[[ TASK INPUTS open ]]
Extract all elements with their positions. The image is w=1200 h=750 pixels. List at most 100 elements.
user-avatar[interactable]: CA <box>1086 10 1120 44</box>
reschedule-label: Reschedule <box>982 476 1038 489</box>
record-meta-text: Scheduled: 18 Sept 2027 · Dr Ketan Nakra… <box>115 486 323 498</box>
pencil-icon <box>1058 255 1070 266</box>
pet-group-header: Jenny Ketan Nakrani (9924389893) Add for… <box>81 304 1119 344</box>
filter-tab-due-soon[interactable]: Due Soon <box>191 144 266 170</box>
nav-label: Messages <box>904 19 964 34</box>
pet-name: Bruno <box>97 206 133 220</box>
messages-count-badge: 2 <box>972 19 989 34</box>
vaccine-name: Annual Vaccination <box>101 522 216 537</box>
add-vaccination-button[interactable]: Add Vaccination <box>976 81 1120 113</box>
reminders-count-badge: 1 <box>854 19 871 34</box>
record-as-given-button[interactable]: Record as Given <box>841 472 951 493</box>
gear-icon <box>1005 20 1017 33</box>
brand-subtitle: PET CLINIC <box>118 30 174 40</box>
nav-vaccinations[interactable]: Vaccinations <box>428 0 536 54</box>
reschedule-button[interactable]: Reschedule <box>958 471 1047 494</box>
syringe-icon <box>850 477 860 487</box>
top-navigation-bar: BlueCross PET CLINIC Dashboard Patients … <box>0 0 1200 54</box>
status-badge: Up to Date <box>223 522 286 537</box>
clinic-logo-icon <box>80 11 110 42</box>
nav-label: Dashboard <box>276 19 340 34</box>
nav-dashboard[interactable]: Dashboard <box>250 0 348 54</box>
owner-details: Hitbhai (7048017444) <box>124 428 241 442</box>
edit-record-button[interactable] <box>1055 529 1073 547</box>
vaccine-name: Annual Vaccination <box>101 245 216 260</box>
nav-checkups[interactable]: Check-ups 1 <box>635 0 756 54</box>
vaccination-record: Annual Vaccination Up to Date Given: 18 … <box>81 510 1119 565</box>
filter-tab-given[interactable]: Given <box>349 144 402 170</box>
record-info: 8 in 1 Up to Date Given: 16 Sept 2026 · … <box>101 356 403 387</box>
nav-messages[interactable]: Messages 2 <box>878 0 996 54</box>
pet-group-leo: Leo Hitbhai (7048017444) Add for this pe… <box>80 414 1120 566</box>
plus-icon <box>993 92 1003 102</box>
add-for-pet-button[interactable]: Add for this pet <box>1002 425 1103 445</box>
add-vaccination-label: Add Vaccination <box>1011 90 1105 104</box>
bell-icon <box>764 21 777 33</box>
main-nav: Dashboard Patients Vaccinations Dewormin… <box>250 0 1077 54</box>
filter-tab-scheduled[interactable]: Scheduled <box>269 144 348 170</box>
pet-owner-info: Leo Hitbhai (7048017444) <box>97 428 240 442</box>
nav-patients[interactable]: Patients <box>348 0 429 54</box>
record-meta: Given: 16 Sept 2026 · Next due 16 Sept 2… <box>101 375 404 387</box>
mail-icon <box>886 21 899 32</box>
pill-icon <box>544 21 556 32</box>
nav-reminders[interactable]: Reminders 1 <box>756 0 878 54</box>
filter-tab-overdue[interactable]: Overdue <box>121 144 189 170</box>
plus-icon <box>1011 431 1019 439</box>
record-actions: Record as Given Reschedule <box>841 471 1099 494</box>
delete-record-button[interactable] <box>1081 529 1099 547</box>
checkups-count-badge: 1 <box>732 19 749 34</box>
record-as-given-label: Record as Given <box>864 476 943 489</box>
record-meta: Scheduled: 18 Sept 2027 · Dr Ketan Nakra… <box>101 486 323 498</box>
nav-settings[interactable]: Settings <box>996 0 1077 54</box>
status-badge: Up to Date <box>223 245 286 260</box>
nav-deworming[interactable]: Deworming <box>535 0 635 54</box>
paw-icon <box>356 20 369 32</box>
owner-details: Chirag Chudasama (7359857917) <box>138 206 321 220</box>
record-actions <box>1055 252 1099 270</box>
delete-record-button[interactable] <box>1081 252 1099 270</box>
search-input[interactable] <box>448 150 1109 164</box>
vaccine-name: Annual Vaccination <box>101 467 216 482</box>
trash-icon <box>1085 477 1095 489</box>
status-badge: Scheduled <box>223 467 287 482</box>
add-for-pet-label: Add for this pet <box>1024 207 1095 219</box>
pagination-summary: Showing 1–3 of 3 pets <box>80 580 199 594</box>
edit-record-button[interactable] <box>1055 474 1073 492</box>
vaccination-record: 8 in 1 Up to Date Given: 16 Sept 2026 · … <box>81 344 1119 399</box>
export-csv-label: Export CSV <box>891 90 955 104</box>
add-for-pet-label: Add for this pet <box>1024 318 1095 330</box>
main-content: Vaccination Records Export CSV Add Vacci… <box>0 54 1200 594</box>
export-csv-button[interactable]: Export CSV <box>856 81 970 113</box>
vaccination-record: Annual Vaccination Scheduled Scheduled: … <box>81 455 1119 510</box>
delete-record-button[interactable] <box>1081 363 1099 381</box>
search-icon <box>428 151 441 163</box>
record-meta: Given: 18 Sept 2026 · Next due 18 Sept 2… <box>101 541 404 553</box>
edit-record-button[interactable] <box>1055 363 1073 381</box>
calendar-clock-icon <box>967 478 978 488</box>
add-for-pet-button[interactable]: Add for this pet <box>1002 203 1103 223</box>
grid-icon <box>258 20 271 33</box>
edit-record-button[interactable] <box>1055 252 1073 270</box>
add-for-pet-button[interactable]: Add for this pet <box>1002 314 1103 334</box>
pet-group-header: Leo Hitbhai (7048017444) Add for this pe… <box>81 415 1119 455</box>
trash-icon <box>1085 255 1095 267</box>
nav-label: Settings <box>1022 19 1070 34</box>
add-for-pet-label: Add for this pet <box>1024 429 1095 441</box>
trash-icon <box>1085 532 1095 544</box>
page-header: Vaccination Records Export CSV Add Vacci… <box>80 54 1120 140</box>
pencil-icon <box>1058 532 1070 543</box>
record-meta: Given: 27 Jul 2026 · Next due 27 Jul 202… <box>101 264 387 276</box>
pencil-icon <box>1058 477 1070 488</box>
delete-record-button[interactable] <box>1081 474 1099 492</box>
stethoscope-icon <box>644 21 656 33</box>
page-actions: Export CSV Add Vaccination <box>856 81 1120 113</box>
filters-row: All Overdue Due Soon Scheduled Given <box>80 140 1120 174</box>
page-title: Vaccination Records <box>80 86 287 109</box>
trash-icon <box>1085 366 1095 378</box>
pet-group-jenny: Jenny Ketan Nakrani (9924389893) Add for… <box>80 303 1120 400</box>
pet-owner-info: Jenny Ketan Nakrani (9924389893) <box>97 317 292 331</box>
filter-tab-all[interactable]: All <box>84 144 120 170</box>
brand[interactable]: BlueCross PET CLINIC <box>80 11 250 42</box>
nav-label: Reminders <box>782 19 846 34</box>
[[ TASK INPUTS closed ]]
● **WORK TASK**
Would you retype the records above without changing a word?

● **RESULT OF THIS EXERCISE**
Extract all elements with their positions. The image is w=1200 h=750 pixels. List at most 100 elements.
user-avatar[interactable]: CA <box>1086 10 1120 44</box>
reschedule-label: Reschedule <box>982 476 1038 489</box>
record-meta-text: Scheduled: 18 Sept 2027 · Dr Ketan Nakra… <box>115 486 323 498</box>
pencil-icon <box>1058 255 1070 266</box>
pet-group-header: Jenny Ketan Nakrani (9924389893) Add for… <box>81 304 1119 344</box>
filter-tab-due-soon[interactable]: Due Soon <box>191 144 266 170</box>
nav-label: Messages <box>904 19 964 34</box>
pet-name: Bruno <box>97 206 133 220</box>
messages-count-badge: 2 <box>972 19 989 34</box>
vaccine-name: Annual Vaccination <box>101 522 216 537</box>
add-vaccination-button[interactable]: Add Vaccination <box>976 81 1120 113</box>
reminders-count-badge: 1 <box>854 19 871 34</box>
record-as-given-button[interactable]: Record as Given <box>841 472 951 493</box>
gear-icon <box>1005 20 1017 33</box>
brand-subtitle: PET CLINIC <box>118 30 174 40</box>
nav-vaccinations[interactable]: Vaccinations <box>428 0 536 54</box>
reschedule-button[interactable]: Reschedule <box>958 471 1047 494</box>
syringe-icon <box>850 477 860 487</box>
top-navigation-bar: BlueCross PET CLINIC Dashboard Patients … <box>0 0 1200 54</box>
status-badge: Up to Date <box>223 522 286 537</box>
clinic-logo-icon <box>80 11 110 42</box>
nav-label: Dashboard <box>276 19 340 34</box>
nav-dashboard[interactable]: Dashboard <box>250 0 348 54</box>
owner-details: Hitbhai (7048017444) <box>124 428 241 442</box>
edit-record-button[interactable] <box>1055 529 1073 547</box>
vaccine-name: Annual Vaccination <box>101 245 216 260</box>
nav-checkups[interactable]: Check-ups 1 <box>635 0 756 54</box>
vaccination-record: Annual Vaccination Up to Date Given: 18 … <box>81 510 1119 565</box>
filter-tab-given[interactable]: Given <box>349 144 402 170</box>
record-info: 8 in 1 Up to Date Given: 16 Sept 2026 · … <box>101 356 403 387</box>
nav-messages[interactable]: Messages 2 <box>878 0 996 54</box>
pet-group-leo: Leo Hitbhai (7048017444) Add for this pe… <box>80 414 1120 566</box>
plus-icon <box>993 92 1003 102</box>
add-for-pet-button[interactable]: Add for this pet <box>1002 425 1103 445</box>
add-vaccination-label: Add Vaccination <box>1011 90 1105 104</box>
bell-icon <box>764 21 777 33</box>
main-nav: Dashboard Patients Vaccinations Dewormin… <box>250 0 1077 54</box>
filter-tab-scheduled[interactable]: Scheduled <box>269 144 348 170</box>
pet-owner-info: Leo Hitbhai (7048017444) <box>97 428 240 442</box>
nav-patients[interactable]: Patients <box>348 0 429 54</box>
record-meta: Given: 16 Sept 2026 · Next due 16 Sept 2… <box>101 375 404 387</box>
mail-icon <box>886 21 899 32</box>
pill-icon <box>544 21 556 32</box>
nav-reminders[interactable]: Reminders 1 <box>756 0 878 54</box>
filter-tab-overdue[interactable]: Overdue <box>121 144 189 170</box>
plus-icon <box>1011 431 1019 439</box>
record-actions: Record as Given Reschedule <box>841 471 1099 494</box>
delete-record-button[interactable] <box>1081 529 1099 547</box>
checkups-count-badge: 1 <box>732 19 749 34</box>
record-as-given-label: Record as Given <box>864 476 943 489</box>
record-meta: Scheduled: 18 Sept 2027 · Dr Ketan Nakra… <box>101 486 323 498</box>
nav-settings[interactable]: Settings <box>996 0 1077 54</box>
status-badge: Up to Date <box>223 245 286 260</box>
nav-deworming[interactable]: Deworming <box>535 0 635 54</box>
paw-icon <box>356 20 369 32</box>
owner-details: Chirag Chudasama (7359857917) <box>138 206 321 220</box>
record-actions <box>1055 252 1099 270</box>
delete-record-button[interactable] <box>1081 252 1099 270</box>
search-input[interactable] <box>448 150 1109 164</box>
vaccine-name: Annual Vaccination <box>101 467 216 482</box>
trash-icon <box>1085 477 1095 489</box>
status-badge: Scheduled <box>223 467 287 482</box>
add-for-pet-label: Add for this pet <box>1024 207 1095 219</box>
pagination-summary: Showing 1–3 of 3 pets <box>80 580 199 594</box>
edit-record-button[interactable] <box>1055 474 1073 492</box>
vaccination-record: 8 in 1 Up to Date Given: 16 Sept 2026 · … <box>81 344 1119 399</box>
export-csv-label: Export CSV <box>891 90 955 104</box>
add-for-pet-label: Add for this pet <box>1024 318 1095 330</box>
main-content: Vaccination Records Export CSV Add Vacci… <box>0 54 1200 594</box>
export-csv-button[interactable]: Export CSV <box>856 81 970 113</box>
vaccination-record: Annual Vaccination Scheduled Scheduled: … <box>81 455 1119 510</box>
delete-record-button[interactable] <box>1081 363 1099 381</box>
search-icon <box>428 151 441 163</box>
record-meta: Given: 18 Sept 2026 · Next due 18 Sept 2… <box>101 541 404 553</box>
edit-record-button[interactable] <box>1055 363 1073 381</box>
calendar-clock-icon <box>967 478 978 488</box>
add-for-pet-button[interactable]: Add for this pet <box>1002 203 1103 223</box>
grid-icon <box>258 20 271 33</box>
edit-record-button[interactable] <box>1055 252 1073 270</box>
add-for-pet-button[interactable]: Add for this pet <box>1002 314 1103 334</box>
pet-group-header: Leo Hitbhai (7048017444) Add for this pe… <box>81 415 1119 455</box>
trash-icon <box>1085 255 1095 267</box>
nav-label: Settings <box>1022 19 1070 34</box>
add-for-pet-label: Add for this pet <box>1024 429 1095 441</box>
trash-icon <box>1085 532 1095 544</box>
page-header: Vaccination Records Export CSV Add Vacci… <box>80 54 1120 140</box>
pencil-icon <box>1058 532 1070 543</box>
record-meta: Given: 27 Jul 2026 · Next due 27 Jul 202… <box>101 264 387 276</box>
pencil-icon <box>1058 477 1070 488</box>
delete-record-button[interactable] <box>1081 474 1099 492</box>
stethoscope-icon <box>644 21 656 33</box>
page-actions: Export CSV Add Vaccination <box>856 81 1120 113</box>
filters-row: All Overdue Due Soon Scheduled Given <box>80 140 1120 174</box>
page-title: Vaccination Records <box>80 86 287 109</box>
trash-icon <box>1085 366 1095 378</box>
pet-group-jenny: Jenny Ketan Nakrani (9924389893) Add for… <box>80 303 1120 400</box>
pet-owner-info: Jenny Ketan Nakrani (9924389893) <box>97 317 292 331</box>
filter-tab-all[interactable]: All <box>84 144 120 170</box>
brand[interactable]: BlueCross PET CLINIC <box>80 11 250 42</box>
nav-label: Reminders <box>782 19 846 34</box>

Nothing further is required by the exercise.